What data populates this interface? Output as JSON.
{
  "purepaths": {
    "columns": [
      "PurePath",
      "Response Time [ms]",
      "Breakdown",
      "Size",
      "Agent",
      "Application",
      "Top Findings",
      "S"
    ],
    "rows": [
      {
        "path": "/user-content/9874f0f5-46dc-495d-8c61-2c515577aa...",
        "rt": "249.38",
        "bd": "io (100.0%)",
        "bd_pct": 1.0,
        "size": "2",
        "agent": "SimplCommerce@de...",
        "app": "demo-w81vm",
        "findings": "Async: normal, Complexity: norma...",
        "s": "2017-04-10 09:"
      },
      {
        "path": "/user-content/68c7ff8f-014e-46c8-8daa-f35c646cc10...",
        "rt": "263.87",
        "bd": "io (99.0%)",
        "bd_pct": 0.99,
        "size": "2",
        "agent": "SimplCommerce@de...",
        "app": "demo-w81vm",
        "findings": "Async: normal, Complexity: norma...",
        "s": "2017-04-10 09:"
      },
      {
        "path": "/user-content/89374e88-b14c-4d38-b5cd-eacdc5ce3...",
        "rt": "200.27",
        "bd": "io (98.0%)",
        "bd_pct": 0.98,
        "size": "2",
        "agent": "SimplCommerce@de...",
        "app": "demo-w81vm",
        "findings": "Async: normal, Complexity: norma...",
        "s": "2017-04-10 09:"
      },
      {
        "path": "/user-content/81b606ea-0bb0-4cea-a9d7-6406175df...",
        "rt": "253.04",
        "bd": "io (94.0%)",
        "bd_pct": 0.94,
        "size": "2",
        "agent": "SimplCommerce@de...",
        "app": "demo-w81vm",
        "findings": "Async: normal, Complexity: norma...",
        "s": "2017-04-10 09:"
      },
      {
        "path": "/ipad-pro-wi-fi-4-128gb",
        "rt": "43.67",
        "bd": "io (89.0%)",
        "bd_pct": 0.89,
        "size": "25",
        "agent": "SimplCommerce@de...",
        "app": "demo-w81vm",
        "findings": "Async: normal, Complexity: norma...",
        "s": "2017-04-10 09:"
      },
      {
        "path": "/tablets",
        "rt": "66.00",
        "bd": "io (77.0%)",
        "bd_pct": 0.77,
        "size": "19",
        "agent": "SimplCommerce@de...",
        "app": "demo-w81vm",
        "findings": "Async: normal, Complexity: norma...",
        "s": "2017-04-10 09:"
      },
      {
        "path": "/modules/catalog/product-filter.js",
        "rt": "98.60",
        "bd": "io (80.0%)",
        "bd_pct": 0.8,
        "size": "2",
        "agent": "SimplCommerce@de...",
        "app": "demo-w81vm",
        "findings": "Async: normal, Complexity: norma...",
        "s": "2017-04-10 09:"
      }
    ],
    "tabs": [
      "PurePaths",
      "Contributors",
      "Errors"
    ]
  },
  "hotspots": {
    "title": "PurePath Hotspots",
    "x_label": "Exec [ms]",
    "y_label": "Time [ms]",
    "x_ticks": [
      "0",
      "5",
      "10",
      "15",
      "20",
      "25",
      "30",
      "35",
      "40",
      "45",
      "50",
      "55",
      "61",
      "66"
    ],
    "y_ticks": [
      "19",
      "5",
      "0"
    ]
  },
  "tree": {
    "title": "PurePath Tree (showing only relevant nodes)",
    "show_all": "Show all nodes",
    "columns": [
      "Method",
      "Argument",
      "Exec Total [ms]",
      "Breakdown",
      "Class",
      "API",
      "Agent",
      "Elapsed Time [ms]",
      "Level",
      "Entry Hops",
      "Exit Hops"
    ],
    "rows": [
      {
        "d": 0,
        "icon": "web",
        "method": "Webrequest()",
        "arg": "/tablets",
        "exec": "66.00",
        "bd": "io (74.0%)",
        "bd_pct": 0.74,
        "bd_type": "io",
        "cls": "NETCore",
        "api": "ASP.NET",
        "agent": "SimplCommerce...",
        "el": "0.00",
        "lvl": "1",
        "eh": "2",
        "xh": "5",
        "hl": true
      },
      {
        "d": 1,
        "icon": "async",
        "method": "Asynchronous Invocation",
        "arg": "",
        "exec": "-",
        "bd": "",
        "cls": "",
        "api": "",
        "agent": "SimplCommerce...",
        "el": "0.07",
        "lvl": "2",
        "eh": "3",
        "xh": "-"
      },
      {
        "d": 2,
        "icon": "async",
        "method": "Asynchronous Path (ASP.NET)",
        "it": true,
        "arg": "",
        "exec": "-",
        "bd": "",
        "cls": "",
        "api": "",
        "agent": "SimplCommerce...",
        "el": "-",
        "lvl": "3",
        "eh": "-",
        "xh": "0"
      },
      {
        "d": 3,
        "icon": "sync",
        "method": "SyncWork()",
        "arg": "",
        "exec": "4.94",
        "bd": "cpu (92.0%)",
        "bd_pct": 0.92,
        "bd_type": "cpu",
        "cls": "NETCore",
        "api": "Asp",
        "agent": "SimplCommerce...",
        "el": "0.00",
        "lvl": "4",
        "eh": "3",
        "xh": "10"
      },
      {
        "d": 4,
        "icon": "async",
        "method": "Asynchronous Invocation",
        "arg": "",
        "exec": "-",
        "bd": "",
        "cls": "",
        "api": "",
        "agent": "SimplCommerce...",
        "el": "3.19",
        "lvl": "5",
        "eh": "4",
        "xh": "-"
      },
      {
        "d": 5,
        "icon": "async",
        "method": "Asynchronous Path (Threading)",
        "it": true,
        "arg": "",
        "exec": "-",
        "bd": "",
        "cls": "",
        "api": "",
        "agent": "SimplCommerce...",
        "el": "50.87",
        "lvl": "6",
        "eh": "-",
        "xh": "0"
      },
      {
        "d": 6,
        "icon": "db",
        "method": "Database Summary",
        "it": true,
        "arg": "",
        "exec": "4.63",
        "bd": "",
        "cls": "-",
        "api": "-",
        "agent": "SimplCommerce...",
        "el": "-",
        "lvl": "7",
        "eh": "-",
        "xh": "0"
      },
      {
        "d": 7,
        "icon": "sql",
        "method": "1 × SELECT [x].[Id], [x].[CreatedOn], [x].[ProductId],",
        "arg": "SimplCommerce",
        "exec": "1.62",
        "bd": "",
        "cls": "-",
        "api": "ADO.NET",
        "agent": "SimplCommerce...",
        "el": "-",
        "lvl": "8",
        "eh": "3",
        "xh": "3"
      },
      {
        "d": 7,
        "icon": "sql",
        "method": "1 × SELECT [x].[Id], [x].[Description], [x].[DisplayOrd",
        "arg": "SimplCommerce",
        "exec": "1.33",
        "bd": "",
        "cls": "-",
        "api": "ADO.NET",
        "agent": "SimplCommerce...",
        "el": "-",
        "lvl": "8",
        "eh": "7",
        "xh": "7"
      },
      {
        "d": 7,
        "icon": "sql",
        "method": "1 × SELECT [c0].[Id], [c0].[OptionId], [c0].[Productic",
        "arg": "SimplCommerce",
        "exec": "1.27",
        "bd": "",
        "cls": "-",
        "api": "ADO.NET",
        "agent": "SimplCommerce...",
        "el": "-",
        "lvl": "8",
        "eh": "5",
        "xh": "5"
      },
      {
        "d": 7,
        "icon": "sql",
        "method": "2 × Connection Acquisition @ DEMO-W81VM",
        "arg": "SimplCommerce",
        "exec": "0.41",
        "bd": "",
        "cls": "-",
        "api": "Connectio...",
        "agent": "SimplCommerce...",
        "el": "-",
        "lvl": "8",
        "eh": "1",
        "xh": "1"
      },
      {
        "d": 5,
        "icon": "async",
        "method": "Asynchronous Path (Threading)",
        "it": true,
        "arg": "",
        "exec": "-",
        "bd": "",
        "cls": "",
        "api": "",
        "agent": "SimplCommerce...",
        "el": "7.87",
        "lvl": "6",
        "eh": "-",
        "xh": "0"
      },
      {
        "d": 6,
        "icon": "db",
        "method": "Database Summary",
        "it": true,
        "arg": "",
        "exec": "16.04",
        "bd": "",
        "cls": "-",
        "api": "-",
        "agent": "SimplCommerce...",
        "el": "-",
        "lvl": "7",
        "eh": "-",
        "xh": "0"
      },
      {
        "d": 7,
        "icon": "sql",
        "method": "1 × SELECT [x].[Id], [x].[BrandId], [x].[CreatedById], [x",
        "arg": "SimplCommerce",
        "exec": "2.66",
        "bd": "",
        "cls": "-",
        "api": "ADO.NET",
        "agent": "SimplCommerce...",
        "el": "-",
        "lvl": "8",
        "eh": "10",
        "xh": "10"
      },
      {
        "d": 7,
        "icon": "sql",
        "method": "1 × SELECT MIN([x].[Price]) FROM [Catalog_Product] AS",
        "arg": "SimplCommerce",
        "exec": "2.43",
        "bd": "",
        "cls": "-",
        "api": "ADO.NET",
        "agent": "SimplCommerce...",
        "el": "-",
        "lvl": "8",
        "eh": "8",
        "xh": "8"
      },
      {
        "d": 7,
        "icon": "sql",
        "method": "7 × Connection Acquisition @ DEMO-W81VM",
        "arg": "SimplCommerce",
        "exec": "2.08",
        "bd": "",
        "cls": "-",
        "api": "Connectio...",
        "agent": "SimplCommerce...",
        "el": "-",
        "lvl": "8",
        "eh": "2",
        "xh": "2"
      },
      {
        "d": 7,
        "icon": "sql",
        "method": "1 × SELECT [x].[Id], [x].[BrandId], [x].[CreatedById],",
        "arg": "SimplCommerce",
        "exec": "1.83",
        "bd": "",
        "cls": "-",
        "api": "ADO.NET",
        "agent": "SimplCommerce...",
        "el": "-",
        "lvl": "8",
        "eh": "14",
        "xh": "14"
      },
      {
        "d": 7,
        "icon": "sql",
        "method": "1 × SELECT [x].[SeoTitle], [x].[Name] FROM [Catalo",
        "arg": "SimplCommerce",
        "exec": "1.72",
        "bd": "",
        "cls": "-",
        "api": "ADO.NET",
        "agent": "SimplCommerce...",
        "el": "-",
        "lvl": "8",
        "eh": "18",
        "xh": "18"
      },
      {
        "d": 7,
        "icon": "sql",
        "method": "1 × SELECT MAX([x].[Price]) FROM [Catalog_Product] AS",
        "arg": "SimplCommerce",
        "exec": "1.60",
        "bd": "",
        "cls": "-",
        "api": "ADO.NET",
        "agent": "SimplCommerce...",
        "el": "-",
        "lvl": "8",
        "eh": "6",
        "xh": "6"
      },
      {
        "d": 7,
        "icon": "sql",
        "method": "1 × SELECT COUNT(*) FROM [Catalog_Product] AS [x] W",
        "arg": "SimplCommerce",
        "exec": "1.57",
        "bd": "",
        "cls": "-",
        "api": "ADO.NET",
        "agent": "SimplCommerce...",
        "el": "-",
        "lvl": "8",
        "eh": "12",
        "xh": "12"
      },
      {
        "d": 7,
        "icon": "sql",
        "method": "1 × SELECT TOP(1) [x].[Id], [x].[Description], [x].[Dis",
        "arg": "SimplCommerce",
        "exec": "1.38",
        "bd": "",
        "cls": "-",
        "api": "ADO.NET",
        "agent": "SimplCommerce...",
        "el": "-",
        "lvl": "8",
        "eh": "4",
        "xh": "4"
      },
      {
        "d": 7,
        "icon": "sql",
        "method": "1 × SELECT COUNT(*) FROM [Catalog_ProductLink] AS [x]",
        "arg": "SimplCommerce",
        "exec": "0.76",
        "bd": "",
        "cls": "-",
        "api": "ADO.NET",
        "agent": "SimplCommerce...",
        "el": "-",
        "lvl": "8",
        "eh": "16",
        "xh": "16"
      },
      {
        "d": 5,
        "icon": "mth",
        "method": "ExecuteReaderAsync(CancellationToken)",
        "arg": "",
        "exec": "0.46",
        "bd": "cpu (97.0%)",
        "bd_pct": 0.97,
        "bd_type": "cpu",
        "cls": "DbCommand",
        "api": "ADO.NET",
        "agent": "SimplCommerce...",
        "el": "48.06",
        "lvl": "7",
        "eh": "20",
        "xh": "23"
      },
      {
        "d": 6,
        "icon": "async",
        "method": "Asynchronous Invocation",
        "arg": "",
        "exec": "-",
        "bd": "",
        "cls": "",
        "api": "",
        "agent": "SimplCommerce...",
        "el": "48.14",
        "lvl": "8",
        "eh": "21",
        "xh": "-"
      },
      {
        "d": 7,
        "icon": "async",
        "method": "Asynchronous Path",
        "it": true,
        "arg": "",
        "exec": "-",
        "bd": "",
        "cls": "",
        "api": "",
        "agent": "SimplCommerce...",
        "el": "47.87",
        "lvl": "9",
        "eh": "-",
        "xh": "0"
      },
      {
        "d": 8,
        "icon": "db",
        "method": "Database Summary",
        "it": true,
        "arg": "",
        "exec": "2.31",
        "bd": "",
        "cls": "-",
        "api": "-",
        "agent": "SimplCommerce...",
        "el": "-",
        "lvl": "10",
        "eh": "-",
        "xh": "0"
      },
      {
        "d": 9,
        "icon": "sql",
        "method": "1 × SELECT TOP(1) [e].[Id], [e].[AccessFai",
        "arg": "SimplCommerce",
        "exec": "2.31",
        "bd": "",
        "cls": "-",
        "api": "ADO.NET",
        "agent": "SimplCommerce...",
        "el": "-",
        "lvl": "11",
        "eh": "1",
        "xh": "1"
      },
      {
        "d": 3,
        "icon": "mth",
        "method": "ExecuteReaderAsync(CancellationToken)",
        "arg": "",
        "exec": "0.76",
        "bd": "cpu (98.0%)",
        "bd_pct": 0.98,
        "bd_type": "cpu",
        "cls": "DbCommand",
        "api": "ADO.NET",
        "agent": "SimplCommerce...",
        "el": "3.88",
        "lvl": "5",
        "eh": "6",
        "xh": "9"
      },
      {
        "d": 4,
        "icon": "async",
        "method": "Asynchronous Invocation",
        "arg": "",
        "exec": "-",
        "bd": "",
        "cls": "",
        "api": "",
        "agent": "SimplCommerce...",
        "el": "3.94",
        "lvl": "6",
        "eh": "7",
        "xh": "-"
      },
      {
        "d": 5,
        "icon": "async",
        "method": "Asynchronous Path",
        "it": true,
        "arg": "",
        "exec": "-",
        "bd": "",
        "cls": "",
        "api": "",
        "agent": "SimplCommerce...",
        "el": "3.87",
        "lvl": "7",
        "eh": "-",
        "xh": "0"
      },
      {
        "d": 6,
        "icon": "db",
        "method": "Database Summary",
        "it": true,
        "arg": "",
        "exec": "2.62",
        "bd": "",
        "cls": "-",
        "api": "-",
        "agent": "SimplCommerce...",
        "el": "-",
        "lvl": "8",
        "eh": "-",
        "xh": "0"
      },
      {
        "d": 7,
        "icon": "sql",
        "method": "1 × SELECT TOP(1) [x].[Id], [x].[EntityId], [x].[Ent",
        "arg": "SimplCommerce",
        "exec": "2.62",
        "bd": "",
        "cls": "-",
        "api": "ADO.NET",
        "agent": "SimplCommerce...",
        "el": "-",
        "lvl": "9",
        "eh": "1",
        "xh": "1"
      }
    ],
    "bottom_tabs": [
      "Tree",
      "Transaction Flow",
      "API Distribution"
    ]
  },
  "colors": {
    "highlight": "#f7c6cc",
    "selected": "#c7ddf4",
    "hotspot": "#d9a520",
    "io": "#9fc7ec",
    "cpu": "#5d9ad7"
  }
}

WRITTEN TASK »
Copy, from the material, each line that holds the string "content".

SOLUTION FOR THIS TASK »
        "path": "/user-content/9874f0f5-46dc-495d-8c61-2c515577aa...",
        "path": "/user-content/68c7ff8f-014e-46c8-8daa-f35c646cc10...",
        "path": "/user-content/89374e88-b14c-4d38-b5cd-eacdc5ce3...",
        "path": "/user-content/81b606ea-0bb0-4cea-a9d7-6406175df...",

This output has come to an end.